* _WHAT YOU HAVE TO DO_: Go through the lines below and copy each one that holds the string "center".

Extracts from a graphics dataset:
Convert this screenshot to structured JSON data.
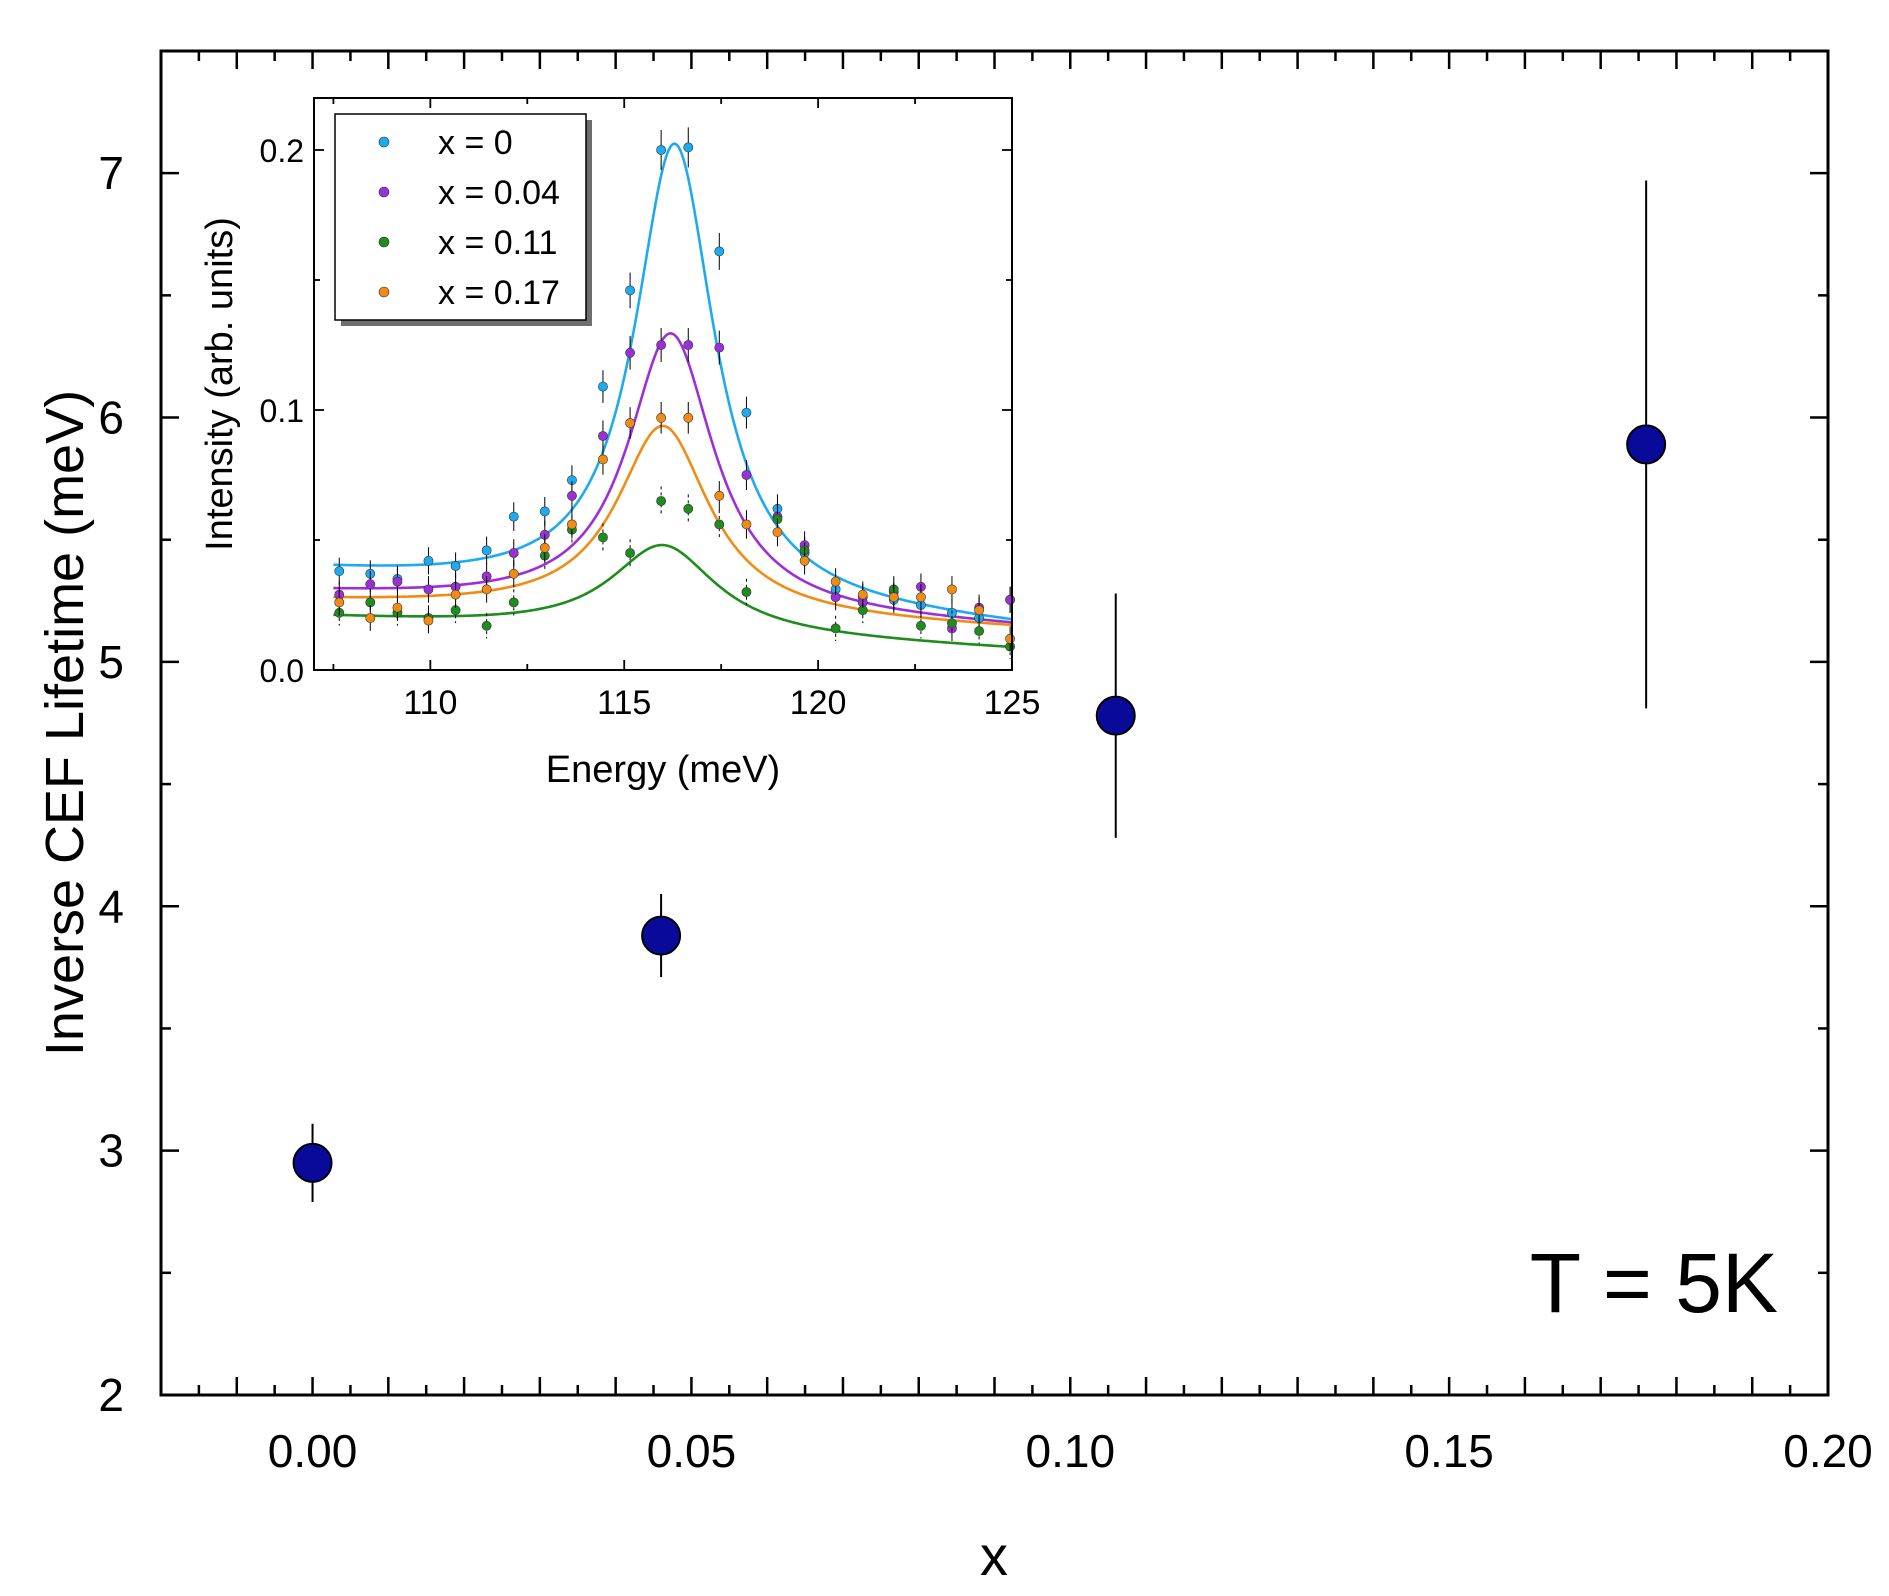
{
  "chart_data": [
    {
      "type": "scatter",
      "role": "main",
      "xlabel": "x",
      "ylabel": "Inverse CEF Lifetime (meV)",
      "xlim": [
        -0.02,
        0.2
      ],
      "ylim": [
        2,
        7.5
      ],
      "xticks": [
        "0.00",
        "0.05",
        "0.10",
        "0.15",
        "0.20"
      ],
      "xtick_values": [
        0.0,
        0.05,
        0.1,
        0.15,
        0.2
      ],
      "yticks": [
        "2",
        "3",
        "4",
        "5",
        "6",
        "7"
      ],
      "ytick_values": [
        2,
        3,
        4,
        5,
        6,
        7
      ],
      "annotation": "T = 5K",
      "marker_color": "#0a0a9a",
      "points": [
        {
          "x": 0.0,
          "y": 2.95,
          "yerr": 0.16
        },
        {
          "x": 0.046,
          "y": 3.88,
          "yerr": 0.17
        },
        {
          "x": 0.106,
          "y": 4.78,
          "yerr": 0.5
        },
        {
          "x": 0.176,
          "y": 5.89,
          "yerr": 1.08
        }
      ],
      "grid": false
    },
    {
      "type": "scatter",
      "role": "inset",
      "xlabel": "Energy (meV)",
      "ylabel": "Intensity (arb. units)",
      "xlim": [
        107,
        125
      ],
      "ylim": [
        0,
        0.22
      ],
      "xticks": [
        "110",
        "115",
        "120",
        "125"
      ],
      "xtick_values": [
        110,
        115,
        120,
        125
      ],
      "yticks": [
        "0.0",
        "0.1",
        "0.2"
      ],
      "ytick_values": [
        0.0,
        0.1,
        0.2
      ],
      "legend_position": "top-left",
      "grid": false,
      "x": [
        107.6,
        108.4,
        109.1,
        109.9,
        110.6,
        111.4,
        112.1,
        112.9,
        113.6,
        114.4,
        115.1,
        115.9,
        116.6,
        117.4,
        118.1,
        118.9,
        119.6,
        120.4,
        121.1,
        121.9,
        122.6,
        123.4,
        124.1,
        124.9
      ],
      "series": [
        {
          "name": "x = 0",
          "color": "#1eaaf0",
          "values": [
            0.038,
            0.037,
            0.035,
            0.042,
            0.04,
            0.046,
            0.059,
            0.061,
            0.073,
            0.109,
            0.146,
            0.2,
            0.201,
            0.161,
            0.099,
            0.062,
            0.045,
            0.031,
            0.028,
            0.027,
            0.025,
            0.022,
            0.02,
            0.027
          ],
          "fit": {
            "baseline": 0.037,
            "slope": -0.0012,
            "amp": 0.176,
            "center": 116.3,
            "hwhm": 1.25
          }
        },
        {
          "name": "x = 0.04",
          "color": "#9b30d8",
          "values": [
            0.029,
            0.033,
            0.034,
            0.031,
            0.032,
            0.036,
            0.045,
            0.052,
            0.067,
            0.09,
            0.122,
            0.125,
            0.125,
            0.124,
            0.075,
            0.059,
            0.048,
            0.028,
            0.026,
            0.03,
            0.032,
            0.016,
            0.024,
            0.027
          ],
          "fit": {
            "baseline": 0.029,
            "slope": -0.00075,
            "amp": 0.107,
            "center": 116.2,
            "hwhm": 1.35
          }
        },
        {
          "name": "x = 0.11",
          "color": "#1e8c1e",
          "values": [
            0.022,
            0.026,
            0.022,
            0.02,
            0.023,
            0.017,
            0.026,
            0.044,
            0.054,
            0.051,
            0.045,
            0.065,
            0.062,
            0.056,
            0.03,
            0.058,
            0.046,
            0.016,
            0.023,
            0.031,
            0.017,
            0.018,
            0.015,
            0.009
          ],
          "fit": {
            "baseline": 0.02,
            "slope": -0.0007,
            "amp": 0.034,
            "center": 116.0,
            "hwhm": 1.65
          }
        },
        {
          "name": "x = 0.17",
          "color": "#f08c14",
          "values": [
            0.026,
            0.02,
            0.024,
            0.019,
            0.029,
            0.031,
            0.037,
            0.047,
            0.056,
            0.081,
            0.095,
            0.097,
            0.097,
            0.067,
            0.056,
            0.053,
            0.042,
            0.034,
            0.029,
            0.028,
            0.028,
            0.031,
            0.023,
            0.012
          ],
          "fit": {
            "baseline": 0.026,
            "slope": -0.0006,
            "amp": 0.073,
            "center": 116.0,
            "hwhm": 1.45
          }
        }
      ]
    }
  ]
}
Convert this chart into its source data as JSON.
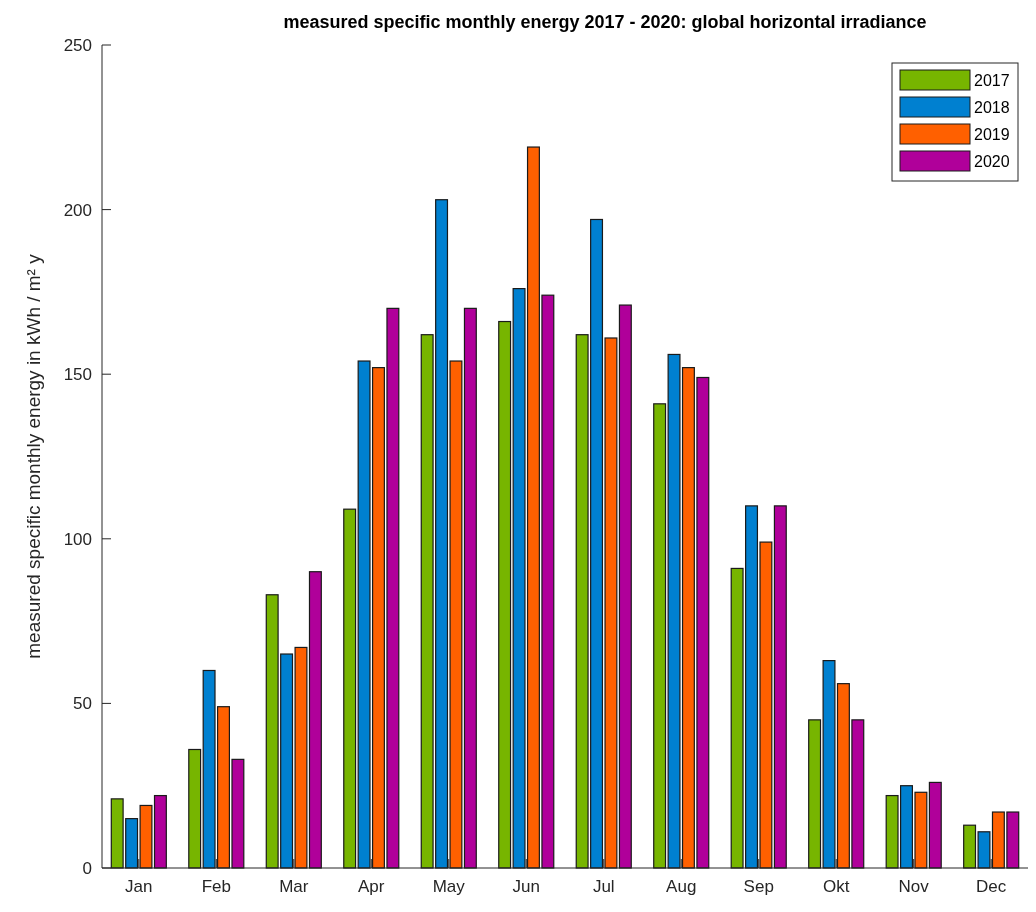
{
  "chart_data": {
    "type": "bar",
    "title": "measured specific monthly energy 2017 - 2020: global horizontal irradiance",
    "ylabel": "measured specific monthly energy in kWh / m² y",
    "categories": [
      "Jan",
      "Feb",
      "Mar",
      "Apr",
      "May",
      "Jun",
      "Jul",
      "Aug",
      "Sep",
      "Okt",
      "Nov",
      "Dec"
    ],
    "series": [
      {
        "name": "2017",
        "color": "#77b500",
        "values": [
          21,
          36,
          83,
          109,
          162,
          166,
          162,
          141,
          91,
          45,
          22,
          13
        ]
      },
      {
        "name": "2018",
        "color": "#0080d0",
        "values": [
          15,
          60,
          65,
          154,
          203,
          176,
          197,
          156,
          110,
          63,
          25,
          11
        ]
      },
      {
        "name": "2019",
        "color": "#ff6000",
        "values": [
          19,
          49,
          67,
          152,
          154,
          219,
          161,
          152,
          99,
          56,
          23,
          17
        ]
      },
      {
        "name": "2020",
        "color": "#b0009a",
        "values": [
          22,
          33,
          90,
          170,
          170,
          174,
          171,
          149,
          110,
          45,
          26,
          17
        ]
      }
    ],
    "ylim": [
      0,
      250
    ],
    "yticks": [
      0,
      50,
      100,
      150,
      200,
      250
    ],
    "grid": false,
    "legend": "top right"
  }
}
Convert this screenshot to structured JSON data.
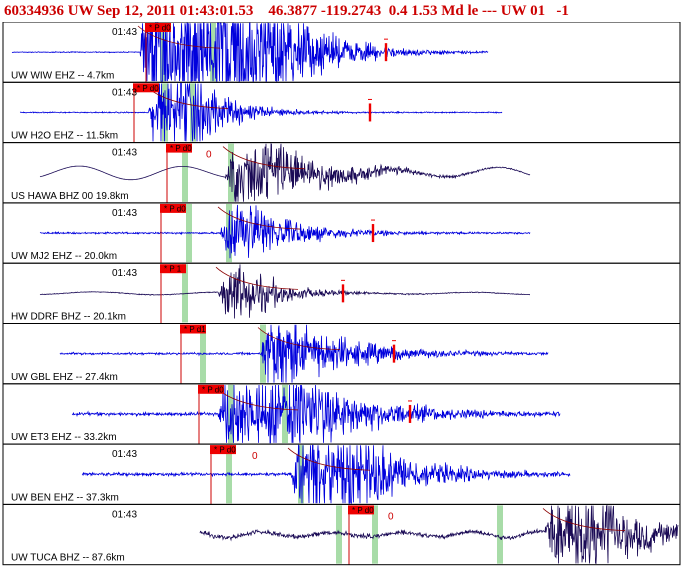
{
  "header": {
    "text": "60334936 UW Sep 12, 2011 01:43:01.53    46.3877 -119.2743  0.4 1.53 Md le --- UW 01   -1"
  },
  "colors": {
    "header_red": "#cc0000",
    "trace_blue": "#0000dd",
    "trace_dark": "#1a0a55",
    "pick_red": "#ee0000",
    "band_green": "#a8dca8",
    "border": "#000000"
  },
  "time_label": "01:43",
  "panels": [
    {
      "id": "wiw",
      "label": "UW WIW EHZ -- 4.7km",
      "color": "blue",
      "pick": "P d0",
      "time_label_visible": true
    },
    {
      "id": "h2o",
      "label": "UW H2O EHZ -- 11.5km",
      "color": "blue",
      "pick": "P d0",
      "time_label_visible": true
    },
    {
      "id": "hawa",
      "label": "US HAWA BHZ 00 19.8km",
      "color": "dark",
      "pick": "P d0",
      "time_label_visible": true,
      "origin_marker": "0"
    },
    {
      "id": "mj2",
      "label": "UW MJ2 EHZ -- 20.0km",
      "color": "blue",
      "pick": "P d0",
      "time_label_visible": true
    },
    {
      "id": "ddrf",
      "label": "HW DDRF BHZ -- 20.1km",
      "color": "dark",
      "pick": "P 1",
      "time_label_visible": true
    },
    {
      "id": "gbl",
      "label": "UW GBL EHZ -- 27.4km",
      "color": "blue",
      "pick": "P d1",
      "time_label_visible": false
    },
    {
      "id": "et3",
      "label": "UW ET3 EHZ -- 33.2km",
      "color": "blue",
      "pick": "P d0",
      "time_label_visible": false
    },
    {
      "id": "ben",
      "label": "UW BEN EHZ -- 37.3km",
      "color": "blue",
      "pick": "P d0",
      "time_label_visible": true,
      "origin_marker": "0"
    },
    {
      "id": "tuca",
      "label": "UW TUCA BHZ -- 87.6km",
      "color": "dark",
      "pick": "P d0",
      "time_label_visible": true,
      "origin_marker": "0"
    }
  ]
}
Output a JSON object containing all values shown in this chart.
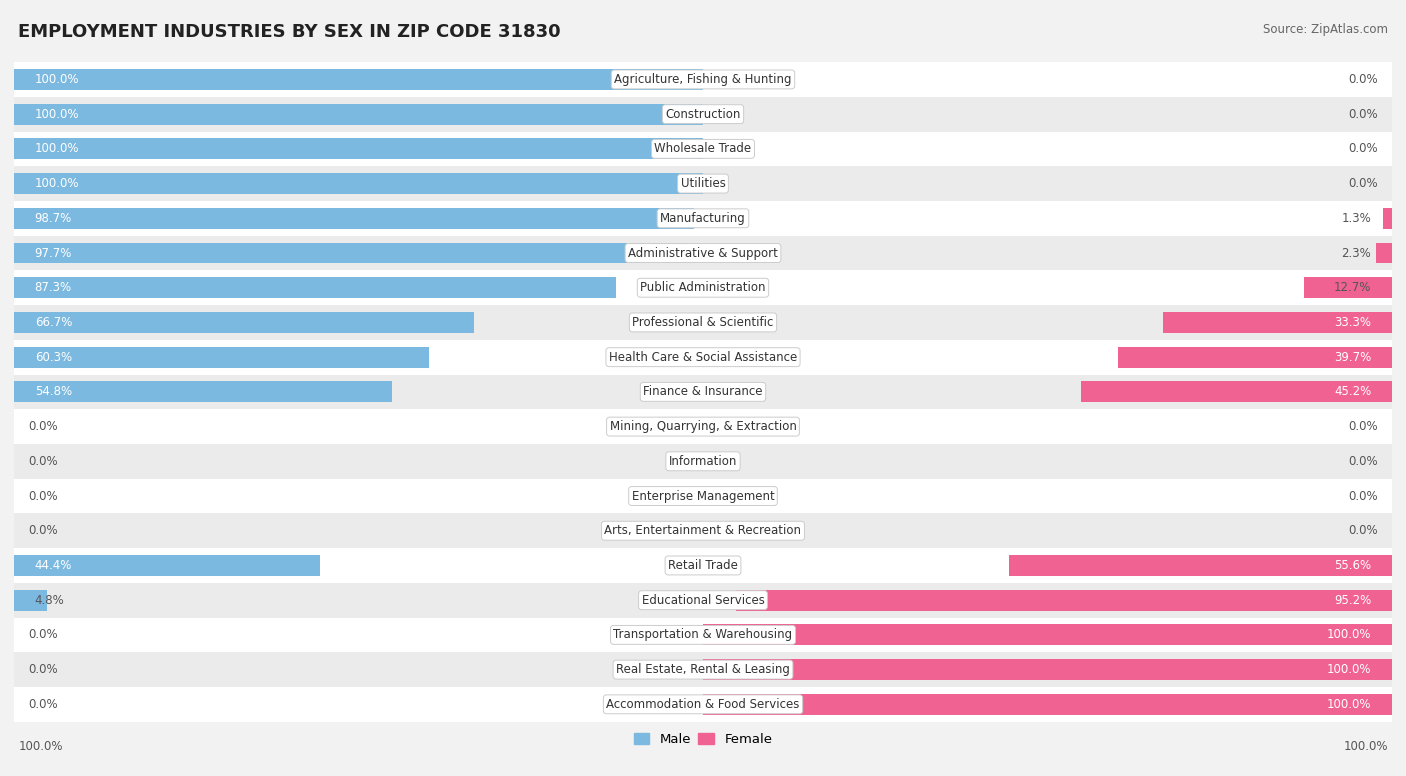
{
  "title": "EMPLOYMENT INDUSTRIES BY SEX IN ZIP CODE 31830",
  "source": "Source: ZipAtlas.com",
  "industries": [
    "Agriculture, Fishing & Hunting",
    "Construction",
    "Wholesale Trade",
    "Utilities",
    "Manufacturing",
    "Administrative & Support",
    "Public Administration",
    "Professional & Scientific",
    "Health Care & Social Assistance",
    "Finance & Insurance",
    "Mining, Quarrying, & Extraction",
    "Information",
    "Enterprise Management",
    "Arts, Entertainment & Recreation",
    "Retail Trade",
    "Educational Services",
    "Transportation & Warehousing",
    "Real Estate, Rental & Leasing",
    "Accommodation & Food Services"
  ],
  "male_pct": [
    100.0,
    100.0,
    100.0,
    100.0,
    98.7,
    97.7,
    87.3,
    66.7,
    60.3,
    54.8,
    0.0,
    0.0,
    0.0,
    0.0,
    44.4,
    4.8,
    0.0,
    0.0,
    0.0
  ],
  "female_pct": [
    0.0,
    0.0,
    0.0,
    0.0,
    1.3,
    2.3,
    12.7,
    33.3,
    39.7,
    45.2,
    0.0,
    0.0,
    0.0,
    0.0,
    55.6,
    95.2,
    100.0,
    100.0,
    100.0
  ],
  "male_color": "#7cb9e0",
  "female_color": "#f06292",
  "bg_color": "#f2f2f2",
  "row_even_color": "#ffffff",
  "row_odd_color": "#ebebeb",
  "title_fontsize": 13,
  "source_fontsize": 8.5,
  "bar_label_fontsize": 8.5,
  "pct_label_fontsize": 8.5,
  "bar_height": 0.6,
  "figsize": [
    14.06,
    7.76
  ]
}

* _EXERCISE OUTPUT_:
            "center": 116.3,
            "center": 116.2,
            "center": 116.0,
            "center": 116.0,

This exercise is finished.